**Work required**:
Would you pull out every line of the material that contains the string "sahip"?

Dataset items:
++++++
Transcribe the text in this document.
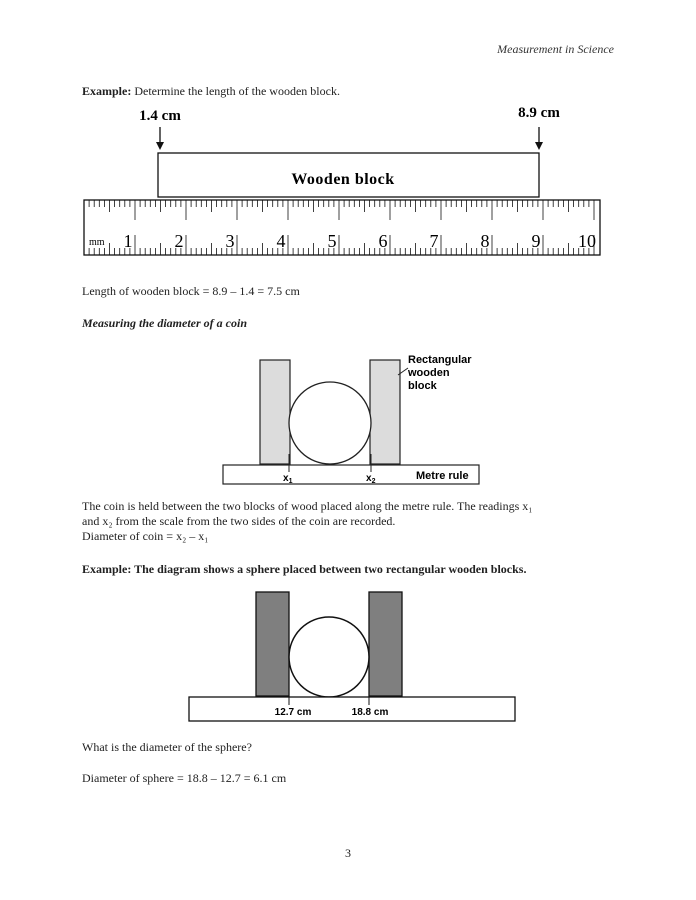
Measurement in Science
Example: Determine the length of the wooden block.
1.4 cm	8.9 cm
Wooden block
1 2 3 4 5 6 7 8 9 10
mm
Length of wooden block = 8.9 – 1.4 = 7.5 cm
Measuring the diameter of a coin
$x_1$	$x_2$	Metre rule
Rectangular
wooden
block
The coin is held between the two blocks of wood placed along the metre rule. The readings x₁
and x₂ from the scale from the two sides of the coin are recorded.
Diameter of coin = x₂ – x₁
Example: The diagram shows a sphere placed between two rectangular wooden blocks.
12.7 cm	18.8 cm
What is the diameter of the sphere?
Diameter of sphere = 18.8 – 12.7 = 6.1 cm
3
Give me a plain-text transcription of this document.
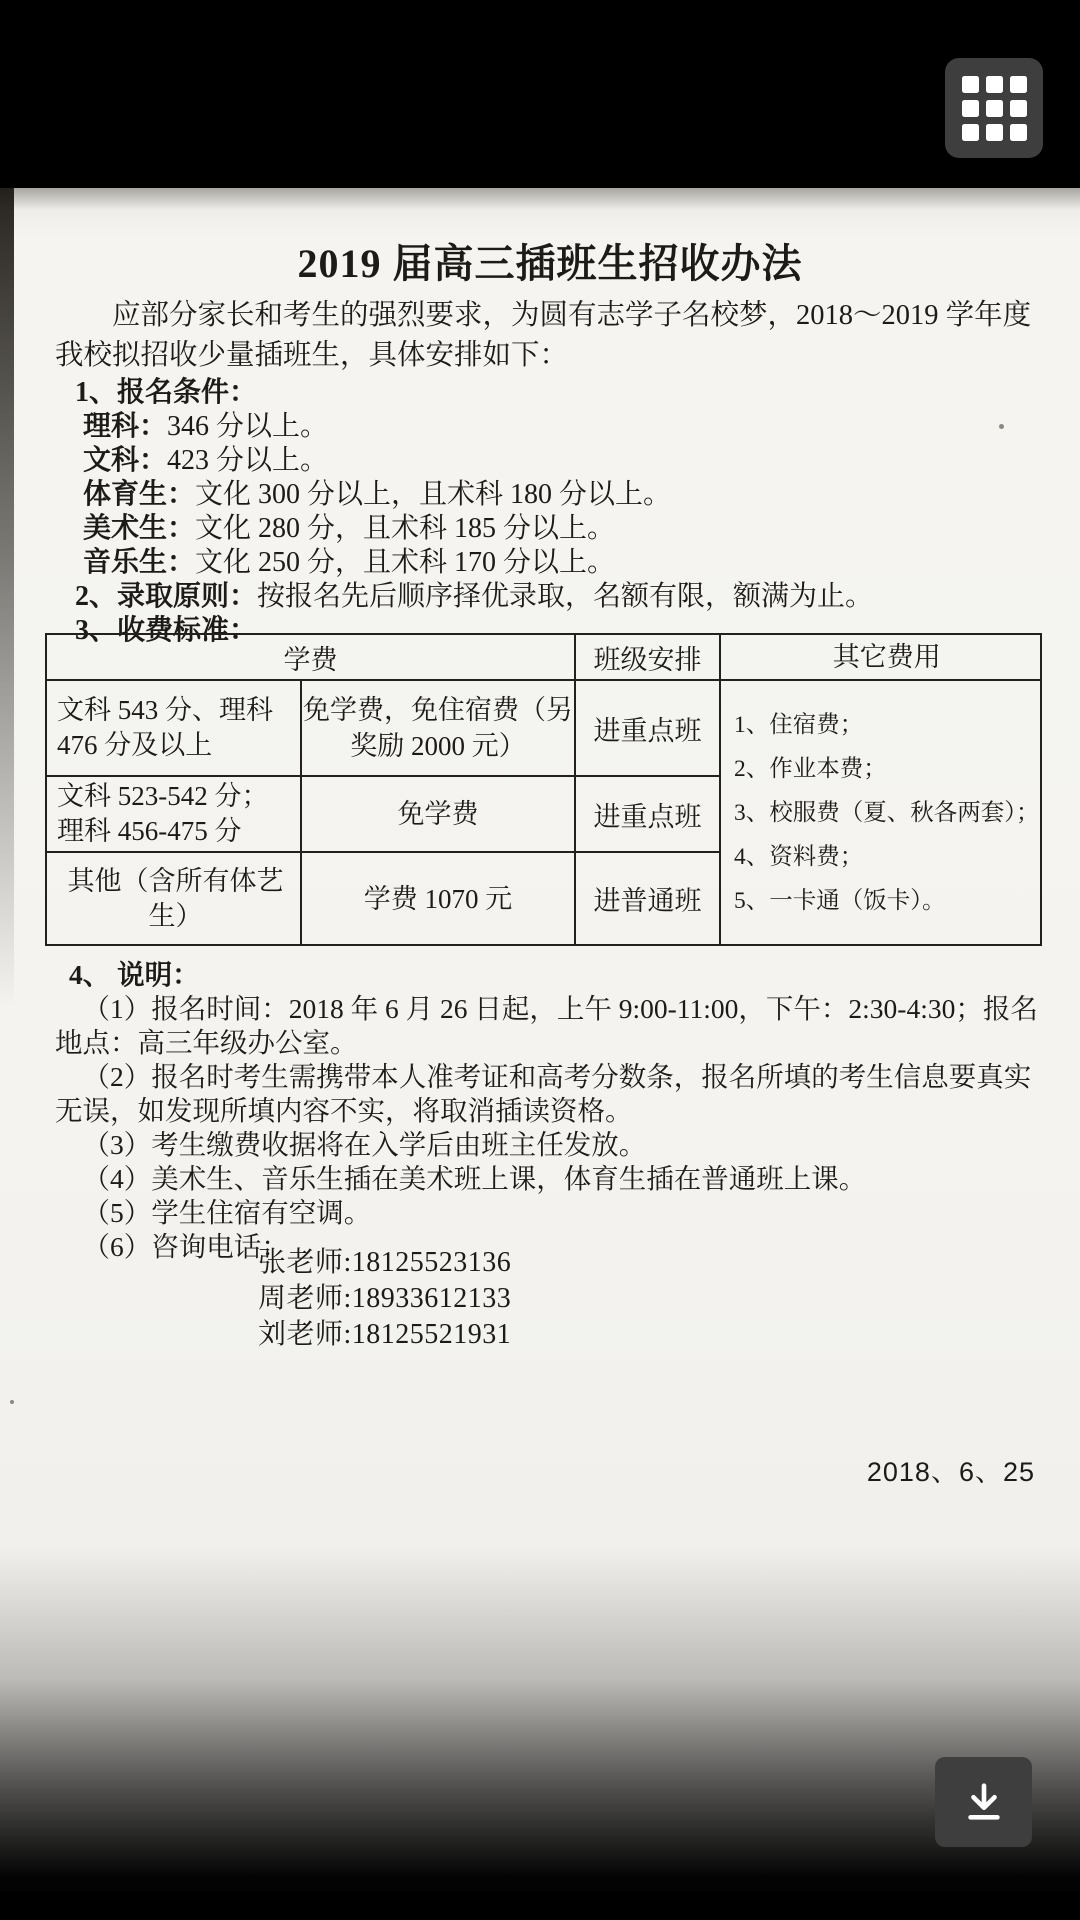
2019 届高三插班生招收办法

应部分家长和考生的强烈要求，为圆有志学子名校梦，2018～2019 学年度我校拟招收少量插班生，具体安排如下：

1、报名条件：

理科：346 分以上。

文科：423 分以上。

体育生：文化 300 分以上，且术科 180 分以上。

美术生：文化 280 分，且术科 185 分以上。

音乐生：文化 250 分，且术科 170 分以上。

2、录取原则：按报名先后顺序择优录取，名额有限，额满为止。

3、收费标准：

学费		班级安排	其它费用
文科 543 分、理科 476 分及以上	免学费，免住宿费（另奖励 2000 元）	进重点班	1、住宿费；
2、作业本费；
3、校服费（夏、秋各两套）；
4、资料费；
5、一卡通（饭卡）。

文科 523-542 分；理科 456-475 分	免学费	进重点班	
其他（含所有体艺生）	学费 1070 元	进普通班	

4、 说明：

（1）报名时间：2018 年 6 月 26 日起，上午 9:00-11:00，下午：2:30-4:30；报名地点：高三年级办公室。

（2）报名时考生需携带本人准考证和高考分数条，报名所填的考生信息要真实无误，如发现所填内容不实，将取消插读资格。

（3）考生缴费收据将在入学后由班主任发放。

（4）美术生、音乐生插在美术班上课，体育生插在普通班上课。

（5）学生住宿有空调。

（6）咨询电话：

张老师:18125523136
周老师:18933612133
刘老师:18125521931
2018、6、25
++++++
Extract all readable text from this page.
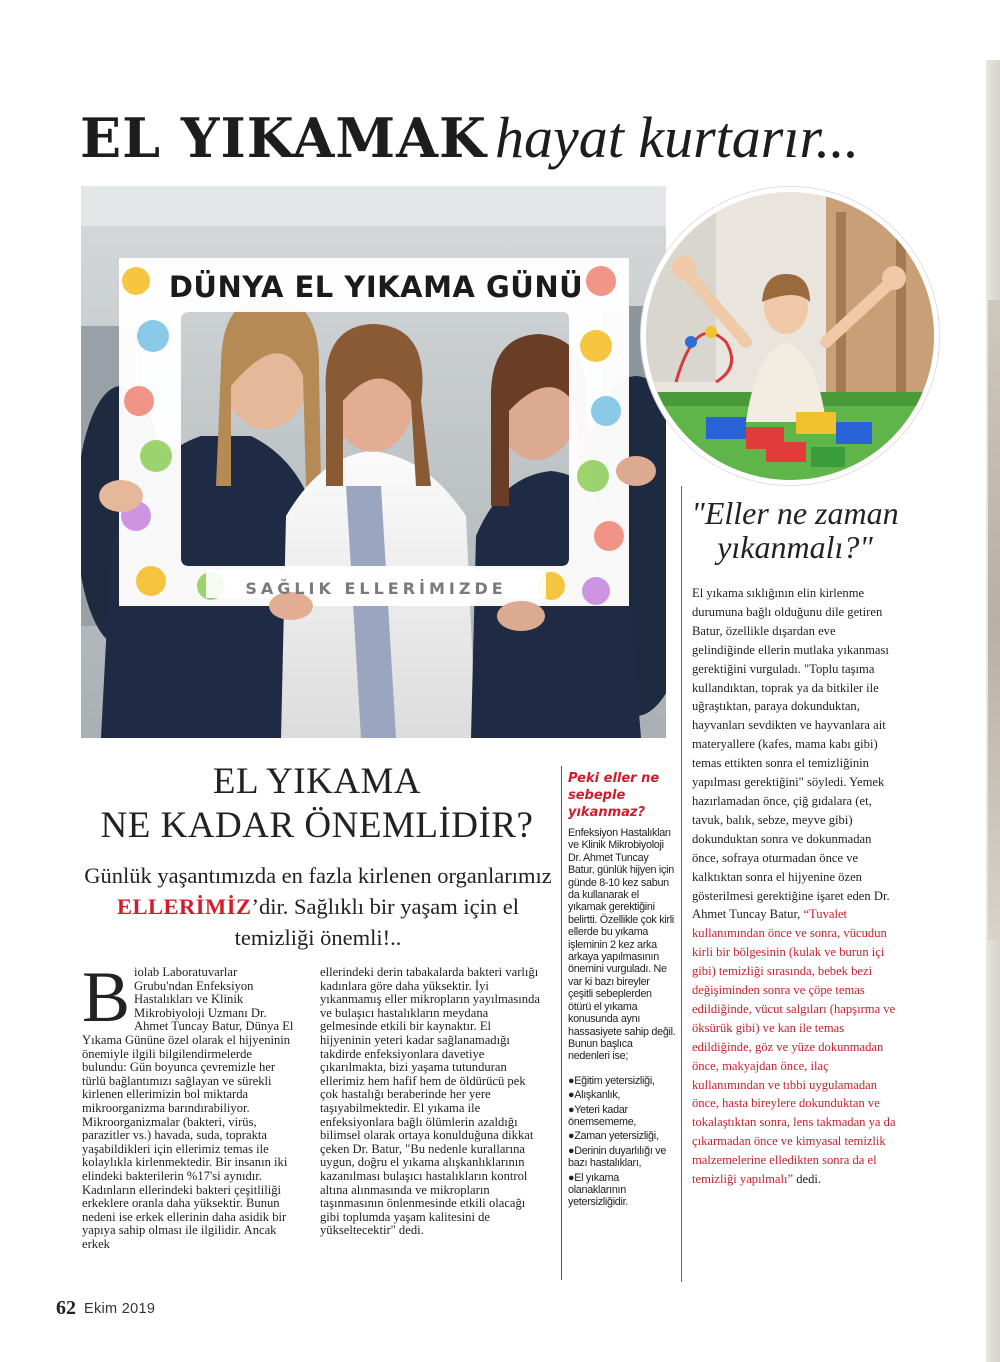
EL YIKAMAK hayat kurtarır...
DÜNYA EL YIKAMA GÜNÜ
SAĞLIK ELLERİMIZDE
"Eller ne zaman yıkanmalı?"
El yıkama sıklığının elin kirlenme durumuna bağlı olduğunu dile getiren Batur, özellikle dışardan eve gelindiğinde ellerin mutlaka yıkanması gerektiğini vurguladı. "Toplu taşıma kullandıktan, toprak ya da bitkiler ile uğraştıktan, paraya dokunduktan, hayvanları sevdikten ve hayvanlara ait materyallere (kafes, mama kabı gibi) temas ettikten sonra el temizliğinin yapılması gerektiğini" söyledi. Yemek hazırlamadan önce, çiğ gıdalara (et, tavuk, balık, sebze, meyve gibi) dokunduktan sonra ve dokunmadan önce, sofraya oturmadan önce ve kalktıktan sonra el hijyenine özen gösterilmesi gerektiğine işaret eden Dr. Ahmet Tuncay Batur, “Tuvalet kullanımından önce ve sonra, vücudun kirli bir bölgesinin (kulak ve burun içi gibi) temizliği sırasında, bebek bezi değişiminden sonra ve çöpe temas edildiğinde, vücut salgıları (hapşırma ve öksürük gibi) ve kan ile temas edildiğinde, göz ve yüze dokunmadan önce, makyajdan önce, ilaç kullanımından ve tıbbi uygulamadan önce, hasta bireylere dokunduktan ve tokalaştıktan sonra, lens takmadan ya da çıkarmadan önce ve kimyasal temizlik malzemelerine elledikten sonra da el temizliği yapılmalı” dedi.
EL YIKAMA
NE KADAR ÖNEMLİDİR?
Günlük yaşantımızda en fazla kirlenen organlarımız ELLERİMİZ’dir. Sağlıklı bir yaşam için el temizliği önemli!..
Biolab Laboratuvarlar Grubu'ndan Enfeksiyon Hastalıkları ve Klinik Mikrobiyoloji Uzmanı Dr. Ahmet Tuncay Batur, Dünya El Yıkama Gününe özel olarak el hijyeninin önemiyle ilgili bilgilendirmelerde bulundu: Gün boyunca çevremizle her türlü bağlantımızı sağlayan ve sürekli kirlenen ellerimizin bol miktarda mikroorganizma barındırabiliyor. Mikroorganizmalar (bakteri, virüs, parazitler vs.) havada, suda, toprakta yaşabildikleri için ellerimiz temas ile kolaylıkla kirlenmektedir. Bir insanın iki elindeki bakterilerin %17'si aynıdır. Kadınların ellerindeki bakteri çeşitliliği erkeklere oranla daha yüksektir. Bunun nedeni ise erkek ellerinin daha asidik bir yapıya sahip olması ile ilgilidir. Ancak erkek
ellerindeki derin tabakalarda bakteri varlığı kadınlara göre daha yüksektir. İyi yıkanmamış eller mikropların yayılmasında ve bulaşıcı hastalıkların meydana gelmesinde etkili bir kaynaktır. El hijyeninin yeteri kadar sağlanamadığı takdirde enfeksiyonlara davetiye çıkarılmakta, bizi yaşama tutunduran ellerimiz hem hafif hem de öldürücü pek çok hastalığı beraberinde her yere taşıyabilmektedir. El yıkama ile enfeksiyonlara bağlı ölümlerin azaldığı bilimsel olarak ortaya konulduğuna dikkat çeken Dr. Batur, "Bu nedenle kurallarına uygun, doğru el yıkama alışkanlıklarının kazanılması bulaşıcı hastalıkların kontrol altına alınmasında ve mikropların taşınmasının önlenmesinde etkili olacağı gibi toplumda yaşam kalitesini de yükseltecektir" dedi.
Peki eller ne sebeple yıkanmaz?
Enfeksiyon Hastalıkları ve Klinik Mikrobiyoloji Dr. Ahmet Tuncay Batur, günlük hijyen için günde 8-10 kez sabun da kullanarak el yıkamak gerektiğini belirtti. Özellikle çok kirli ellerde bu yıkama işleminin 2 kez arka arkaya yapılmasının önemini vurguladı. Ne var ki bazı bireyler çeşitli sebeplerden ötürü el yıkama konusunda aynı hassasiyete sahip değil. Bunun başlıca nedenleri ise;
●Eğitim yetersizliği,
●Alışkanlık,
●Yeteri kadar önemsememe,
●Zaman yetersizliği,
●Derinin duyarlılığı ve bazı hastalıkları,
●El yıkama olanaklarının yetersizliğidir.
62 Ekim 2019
++++++
**Result of the exercise**:
Biolab Laboratuvarlar Grubu'ndan Enfeksiyon Hastalıkları ve Klinik Mikrobiyoloji Uzmanı Dr. Ahmet Tuncay Batur, Dünya El Yıkama Gününe özel olarak el hijyeninin önemiyle ilgili bilgilendirmelerde bulundu: Gün boyunca çevremizle her türlü bağlantımızı sağlayan ve sürekli kirlenen ellerimizin bol miktarda mikroorganizma barındırabiliyor. Mikroorganizmalar (bakteri, virüs, parazitler vs.) havada, suda, toprakta yaşabildikleri için ellerimiz temas ile kolaylıkla kirlenmektedir. Bir insanın iki elindeki bakterilerin %17'si aynıdır. Kadınların ellerindeki bakteri çeşitliliği erkeklere oranla daha yüksektir. Bunun nedeni ise erkek ellerinin daha asidik bir yapıya sahip olması ile ilgilidir. Ancak erkek
Enfeksiyon Hastalıkları ve Klinik Mikrobiyoloji Dr. Ahmet Tuncay Batur, günlük hijyen için günde 8-10 kez sabun da kullanarak el yıkamak gerektiğini belirtti. Özellikle çok kirli ellerde bu yıkama işleminin 2 kez arka arkaya yapılmasının önemini vurguladı. Ne var ki bazı bireyler çeşitli sebeplerden ötürü el yıkama konusunda aynı hassasiyete sahip değil. Bunun başlıca nedenleri ise;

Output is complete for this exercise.